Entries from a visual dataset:

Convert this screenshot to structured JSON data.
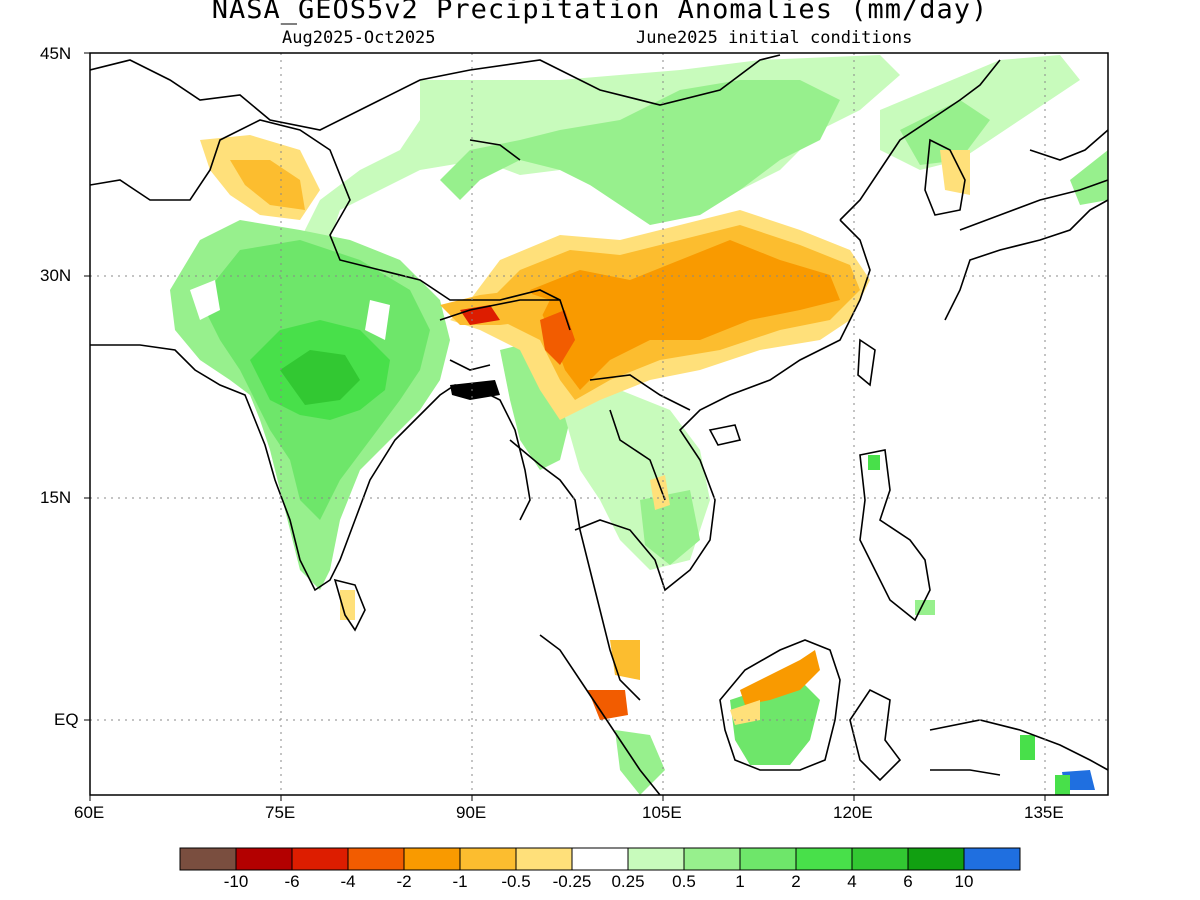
{
  "title": "NASA_GEOS5v2 Precipitation Anomalies (mm/day)",
  "subtitle_left": "Aug2025-Oct2025",
  "subtitle_right": "June2025 initial conditions",
  "map": {
    "lon_range": [
      60,
      140
    ],
    "lat_range": [
      -5.5,
      45
    ],
    "lat_labels": [
      "45N",
      "30N",
      "15N",
      "EQ"
    ],
    "lon_labels": [
      "60E",
      "75E",
      "90E",
      "105E",
      "120E",
      "135E"
    ],
    "gridlines": "dotted"
  },
  "colorbar": {
    "labels": [
      "-10",
      "-6",
      "-4",
      "-2",
      "-1",
      "-0.5",
      "-0.25",
      "0.25",
      "0.5",
      "1",
      "2",
      "4",
      "6",
      "10"
    ],
    "colors": [
      "#7a4e3f",
      "#b30000",
      "#dd1d00",
      "#f25c00",
      "#f99a00",
      "#fcbd2f",
      "#ffe07a",
      "#ffffff",
      "#c8fbbc",
      "#97f08d",
      "#6ee66a",
      "#48e04a",
      "#32c832",
      "#11a011",
      "#1f6fe0"
    ]
  },
  "anomaly_regions": [
    {
      "name": "western-india",
      "level": "1 to 2",
      "color": "#6ee66a"
    },
    {
      "name": "central-india-core",
      "level": "2 to 4",
      "color": "#48e04a"
    },
    {
      "name": "central-india-peak",
      "level": "4 to 6",
      "color": "#32c832"
    },
    {
      "name": "northern-china",
      "level": "0.5 to 1",
      "color": "#97f08d"
    },
    {
      "name": "mongolia-band",
      "level": "0.25 to 0.5",
      "color": "#c8fbbc"
    },
    {
      "name": "southern-china",
      "level": "-1 to -2",
      "color": "#f99a00"
    },
    {
      "name": "tibet-north",
      "level": "-0.5 to -1",
      "color": "#fcbd2f"
    },
    {
      "name": "eastern-himalaya",
      "level": "-2 to -4",
      "color": "#f25c00"
    },
    {
      "name": "bhutan",
      "level": "-4 to -6",
      "color": "#dd1d00"
    },
    {
      "name": "karakoram",
      "level": "-0.5 to -1",
      "color": "#fcbd2f"
    },
    {
      "name": "borneo",
      "level": "1 to 2",
      "color": "#6ee66a"
    },
    {
      "name": "borneo-north",
      "level": "-1 to -2",
      "color": "#f99a00"
    },
    {
      "name": "myanmar",
      "level": "0.5 to 1",
      "color": "#97f08d"
    },
    {
      "name": "indochina",
      "level": "0.25 to 0.5",
      "color": "#c8fbbc"
    }
  ]
}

> **Objective**
Reproduce each line of the records exactly, and omit every picture.

> **Response**
Convert this screenshot to structured JSON data.
{
  "title": "NASA_GEOS5v2 Precipitation Anomalies (mm/day)",
  "subtitle_left": "Aug2025-Oct2025",
  "subtitle_right": "June2025 initial conditions",
  "map": {
    "lon_range": [
      60,
      140
    ],
    "lat_range": [
      -5.5,
      45
    ],
    "lat_labels": [
      "45N",
      "30N",
      "15N",
      "EQ"
    ],
    "lon_labels": [
      "60E",
      "75E",
      "90E",
      "105E",
      "120E",
      "135E"
    ],
    "gridlines": "dotted"
  },
  "colorbar": {
    "labels": [
      "-10",
      "-6",
      "-4",
      "-2",
      "-1",
      "-0.5",
      "-0.25",
      "0.25",
      "0.5",
      "1",
      "2",
      "4",
      "6",
      "10"
    ],
    "colors": [
      "#7a4e3f",
      "#b30000",
      "#dd1d00",
      "#f25c00",
      "#f99a00",
      "#fcbd2f",
      "#ffe07a",
      "#ffffff",
      "#c8fbbc",
      "#97f08d",
      "#6ee66a",
      "#48e04a",
      "#32c832",
      "#11a011",
      "#1f6fe0"
    ]
  },
  "anomaly_regions": [
    {
      "name": "western-india",
      "level": "1 to 2",
      "color": "#6ee66a"
    },
    {
      "name": "central-india-core",
      "level": "2 to 4",
      "color": "#48e04a"
    },
    {
      "name": "central-india-peak",
      "level": "4 to 6",
      "color": "#32c832"
    },
    {
      "name": "northern-china",
      "level": "0.5 to 1",
      "color": "#97f08d"
    },
    {
      "name": "mongolia-band",
      "level": "0.25 to 0.5",
      "color": "#c8fbbc"
    },
    {
      "name": "southern-china",
      "level": "-1 to -2",
      "color": "#f99a00"
    },
    {
      "name": "tibet-north",
      "level": "-0.5 to -1",
      "color": "#fcbd2f"
    },
    {
      "name": "eastern-himalaya",
      "level": "-2 to -4",
      "color": "#f25c00"
    },
    {
      "name": "bhutan",
      "level": "-4 to -6",
      "color": "#dd1d00"
    },
    {
      "name": "karakoram",
      "level": "-0.5 to -1",
      "color": "#fcbd2f"
    },
    {
      "name": "borneo",
      "level": "1 to 2",
      "color": "#6ee66a"
    },
    {
      "name": "borneo-north",
      "level": "-1 to -2",
      "color": "#f99a00"
    },
    {
      "name": "myanmar",
      "level": "0.5 to 1",
      "color": "#97f08d"
    },
    {
      "name": "indochina",
      "level": "0.25 to 0.5",
      "color": "#c8fbbc"
    }
  ]
}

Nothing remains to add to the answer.